*WHAT YOU SHOULD DO*
Every line holding the word "Title" counts once. Give the total, nothing more.

[Stored data]
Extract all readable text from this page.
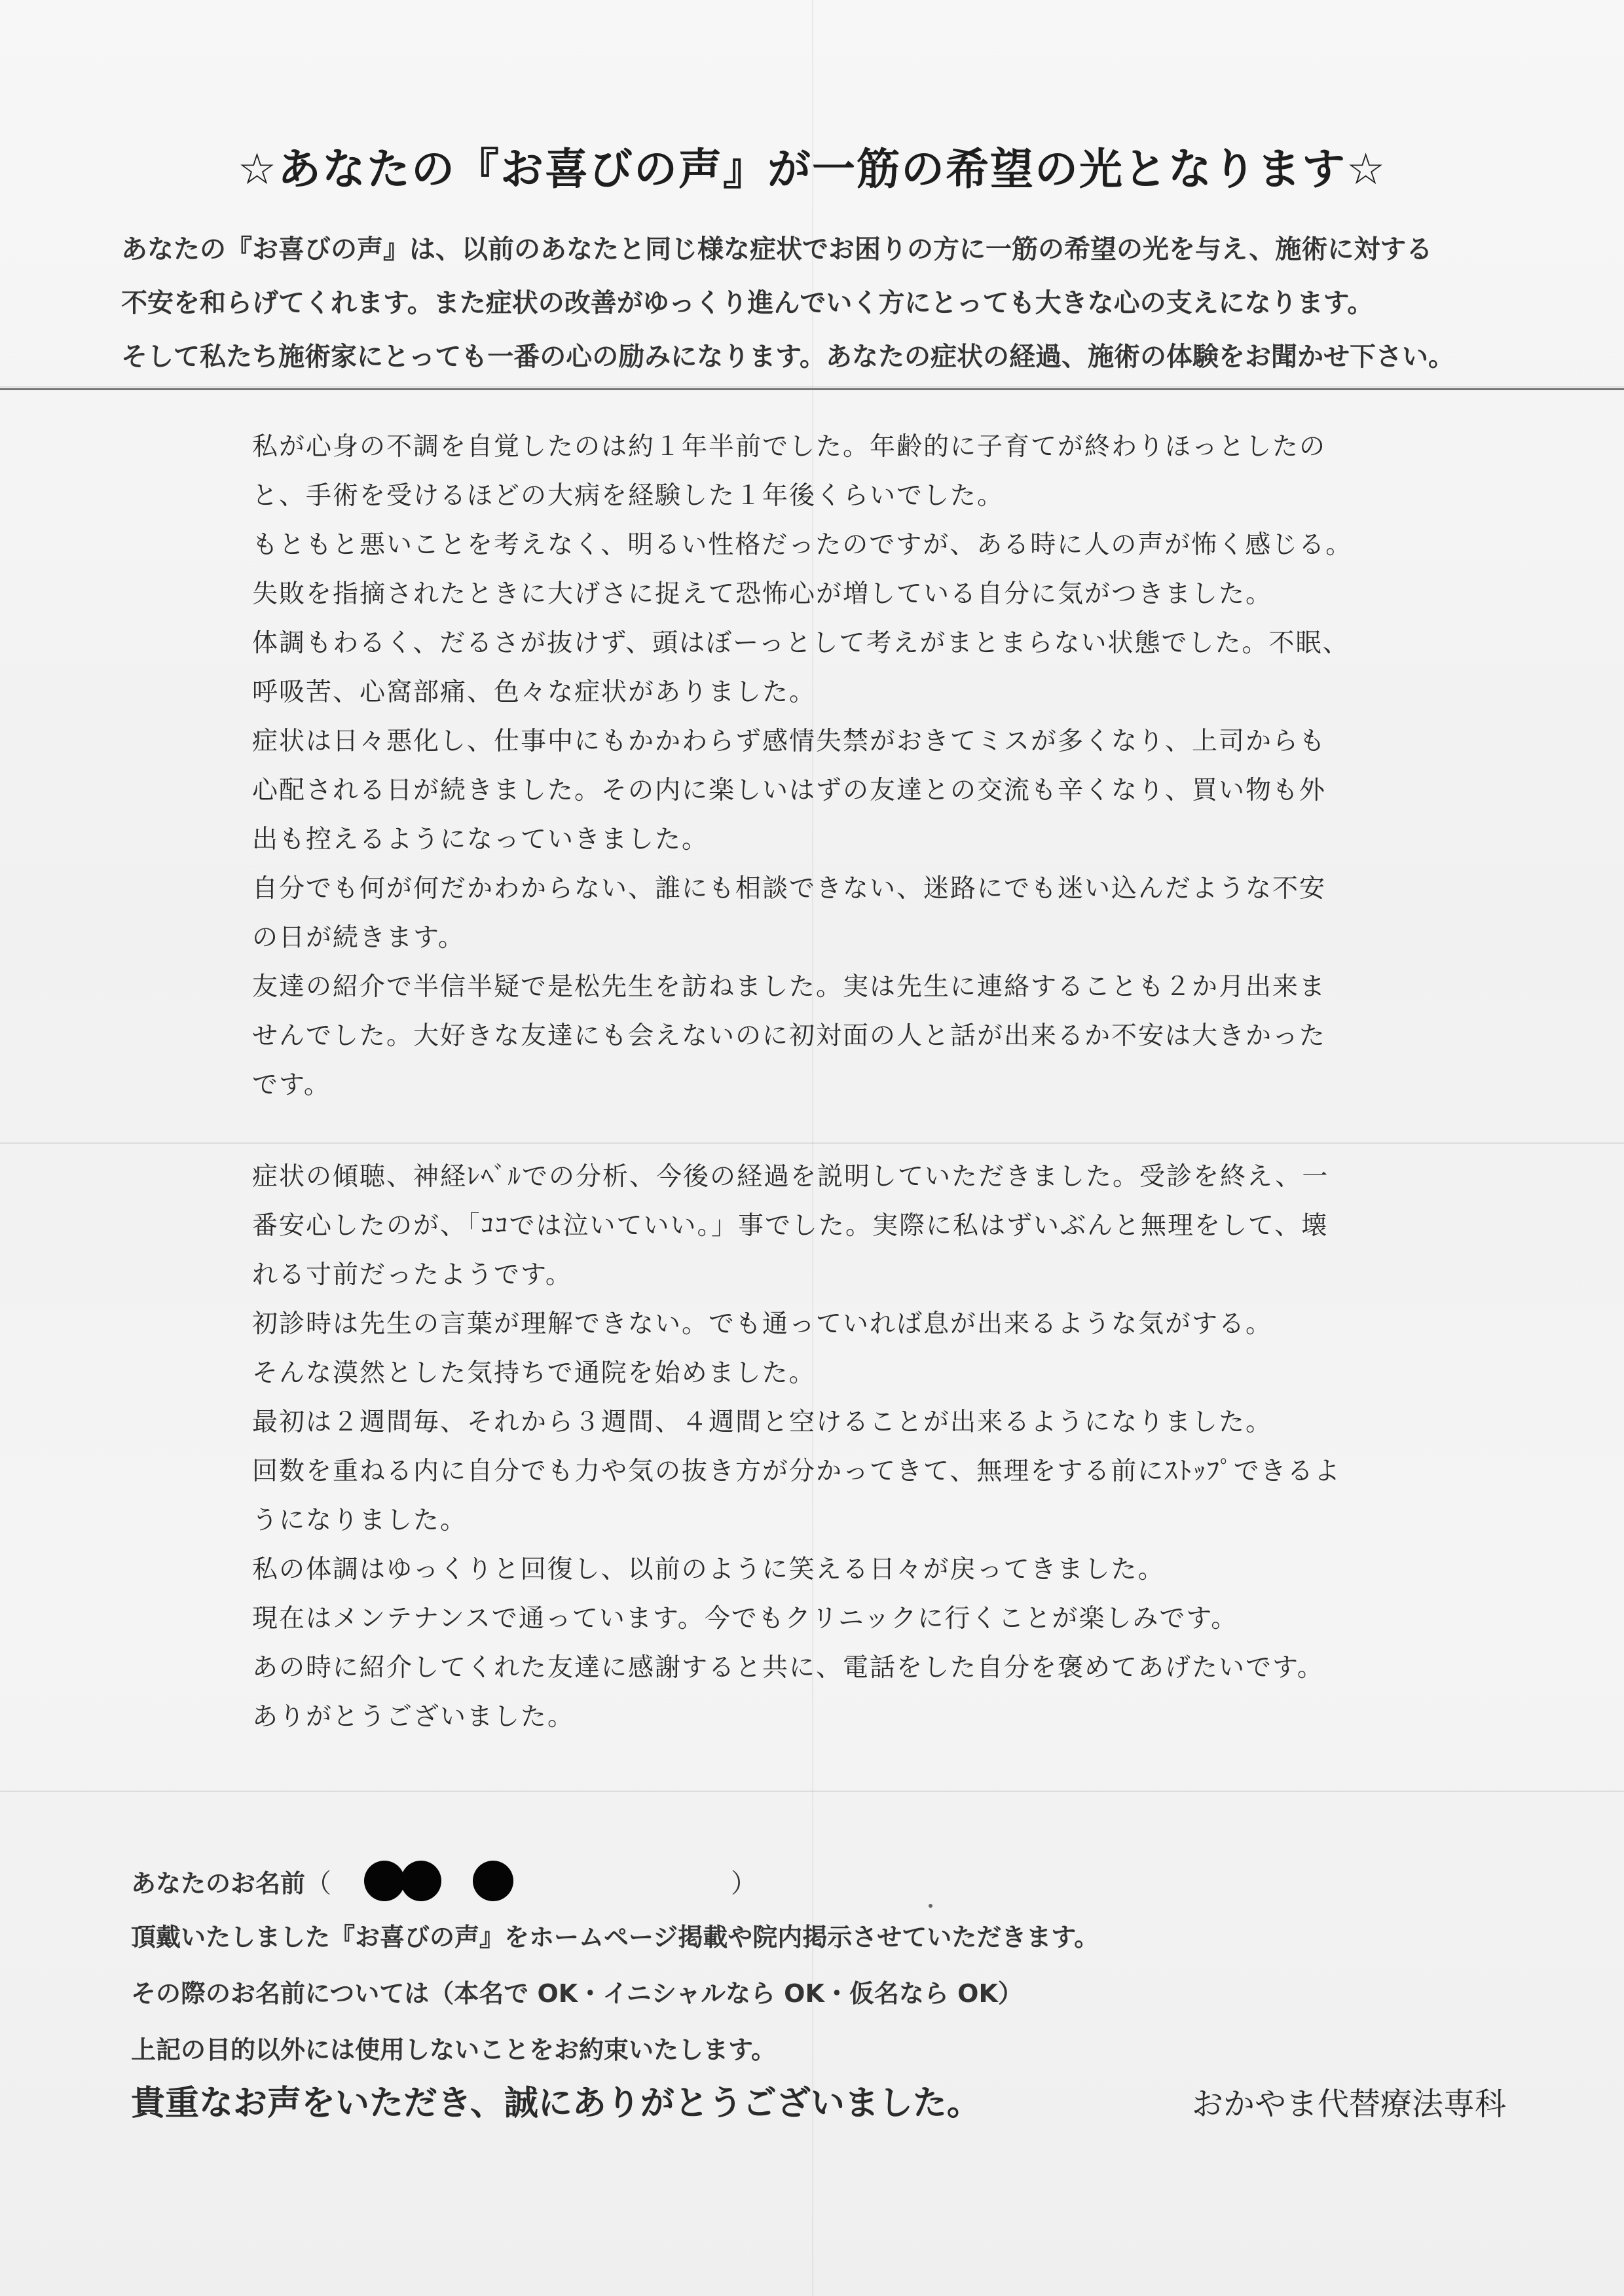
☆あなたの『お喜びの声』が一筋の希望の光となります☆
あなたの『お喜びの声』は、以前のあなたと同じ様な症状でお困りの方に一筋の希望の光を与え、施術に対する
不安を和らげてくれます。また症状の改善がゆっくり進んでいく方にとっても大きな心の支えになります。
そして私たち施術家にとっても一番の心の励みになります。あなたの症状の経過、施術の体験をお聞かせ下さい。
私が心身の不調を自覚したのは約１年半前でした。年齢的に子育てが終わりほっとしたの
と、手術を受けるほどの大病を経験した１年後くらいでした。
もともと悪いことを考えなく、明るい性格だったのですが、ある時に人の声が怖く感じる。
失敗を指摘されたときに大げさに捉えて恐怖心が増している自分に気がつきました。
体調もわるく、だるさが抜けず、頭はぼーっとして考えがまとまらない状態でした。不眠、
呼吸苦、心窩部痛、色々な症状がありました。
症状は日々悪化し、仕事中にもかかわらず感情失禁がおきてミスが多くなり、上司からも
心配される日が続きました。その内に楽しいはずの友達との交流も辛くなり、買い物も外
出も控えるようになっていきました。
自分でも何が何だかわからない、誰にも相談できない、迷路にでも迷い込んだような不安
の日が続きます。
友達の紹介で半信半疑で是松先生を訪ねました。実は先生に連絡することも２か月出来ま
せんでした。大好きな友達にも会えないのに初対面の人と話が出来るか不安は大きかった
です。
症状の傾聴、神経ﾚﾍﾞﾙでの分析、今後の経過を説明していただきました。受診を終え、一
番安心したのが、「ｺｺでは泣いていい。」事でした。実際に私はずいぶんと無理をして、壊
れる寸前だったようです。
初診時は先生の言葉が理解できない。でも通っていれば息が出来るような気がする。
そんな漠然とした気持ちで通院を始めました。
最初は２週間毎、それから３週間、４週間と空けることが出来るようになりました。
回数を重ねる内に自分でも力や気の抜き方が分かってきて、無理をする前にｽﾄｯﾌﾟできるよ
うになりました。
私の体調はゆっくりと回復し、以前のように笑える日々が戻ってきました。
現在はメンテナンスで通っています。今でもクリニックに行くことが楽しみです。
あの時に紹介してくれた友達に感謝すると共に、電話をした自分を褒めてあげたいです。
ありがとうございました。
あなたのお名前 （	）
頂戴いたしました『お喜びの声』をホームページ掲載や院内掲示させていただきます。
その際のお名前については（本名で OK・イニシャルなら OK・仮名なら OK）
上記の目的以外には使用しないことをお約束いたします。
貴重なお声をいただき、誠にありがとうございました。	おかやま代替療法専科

==

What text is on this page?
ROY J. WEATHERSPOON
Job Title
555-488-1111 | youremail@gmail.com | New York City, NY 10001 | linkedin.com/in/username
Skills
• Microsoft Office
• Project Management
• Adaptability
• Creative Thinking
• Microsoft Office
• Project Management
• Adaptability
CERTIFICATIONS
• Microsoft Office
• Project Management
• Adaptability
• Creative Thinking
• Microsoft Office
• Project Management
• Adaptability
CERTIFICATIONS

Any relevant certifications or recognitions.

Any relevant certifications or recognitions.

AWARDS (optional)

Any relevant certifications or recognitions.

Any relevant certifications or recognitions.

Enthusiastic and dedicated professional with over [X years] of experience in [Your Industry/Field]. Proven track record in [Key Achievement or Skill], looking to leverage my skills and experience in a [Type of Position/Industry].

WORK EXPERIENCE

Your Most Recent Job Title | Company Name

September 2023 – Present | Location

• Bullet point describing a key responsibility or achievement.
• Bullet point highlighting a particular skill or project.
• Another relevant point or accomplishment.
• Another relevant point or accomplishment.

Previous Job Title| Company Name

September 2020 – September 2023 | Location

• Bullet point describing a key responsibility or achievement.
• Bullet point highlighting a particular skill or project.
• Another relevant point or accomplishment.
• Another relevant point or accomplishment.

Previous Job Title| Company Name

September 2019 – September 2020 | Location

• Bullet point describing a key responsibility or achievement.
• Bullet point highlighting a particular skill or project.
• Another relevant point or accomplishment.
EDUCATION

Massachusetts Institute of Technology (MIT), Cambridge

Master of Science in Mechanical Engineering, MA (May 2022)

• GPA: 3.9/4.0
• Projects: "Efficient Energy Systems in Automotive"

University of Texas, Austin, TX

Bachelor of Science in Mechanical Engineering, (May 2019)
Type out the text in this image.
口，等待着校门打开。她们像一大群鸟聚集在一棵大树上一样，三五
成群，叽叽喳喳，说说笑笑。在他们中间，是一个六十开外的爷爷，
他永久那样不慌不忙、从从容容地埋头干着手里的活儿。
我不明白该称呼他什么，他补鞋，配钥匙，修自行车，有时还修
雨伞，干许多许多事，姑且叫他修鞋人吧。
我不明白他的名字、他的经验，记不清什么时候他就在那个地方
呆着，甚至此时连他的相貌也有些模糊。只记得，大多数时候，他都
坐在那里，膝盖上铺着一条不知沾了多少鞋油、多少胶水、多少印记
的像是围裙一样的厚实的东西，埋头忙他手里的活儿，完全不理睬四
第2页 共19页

---

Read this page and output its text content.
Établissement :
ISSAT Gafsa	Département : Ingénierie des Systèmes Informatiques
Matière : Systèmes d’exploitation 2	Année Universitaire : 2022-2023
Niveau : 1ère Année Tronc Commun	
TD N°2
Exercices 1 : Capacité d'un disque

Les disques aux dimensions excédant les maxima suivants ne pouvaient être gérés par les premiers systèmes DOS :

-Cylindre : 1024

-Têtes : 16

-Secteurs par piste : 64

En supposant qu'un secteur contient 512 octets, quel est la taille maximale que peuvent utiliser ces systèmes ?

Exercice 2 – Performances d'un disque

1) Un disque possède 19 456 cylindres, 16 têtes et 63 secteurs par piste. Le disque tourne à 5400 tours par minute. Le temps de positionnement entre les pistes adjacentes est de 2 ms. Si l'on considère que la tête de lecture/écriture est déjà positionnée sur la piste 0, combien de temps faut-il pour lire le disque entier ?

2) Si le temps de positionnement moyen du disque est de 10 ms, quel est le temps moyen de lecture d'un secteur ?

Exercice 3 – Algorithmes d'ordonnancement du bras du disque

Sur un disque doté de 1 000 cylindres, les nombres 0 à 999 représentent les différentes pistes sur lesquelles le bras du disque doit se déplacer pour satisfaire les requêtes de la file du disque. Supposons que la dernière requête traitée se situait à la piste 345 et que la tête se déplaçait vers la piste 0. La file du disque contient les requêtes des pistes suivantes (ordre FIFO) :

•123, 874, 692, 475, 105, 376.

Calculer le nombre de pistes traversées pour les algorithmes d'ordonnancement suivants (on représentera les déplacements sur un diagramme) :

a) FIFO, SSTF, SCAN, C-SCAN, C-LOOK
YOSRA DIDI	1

*EXERCISE OUTPUT*
4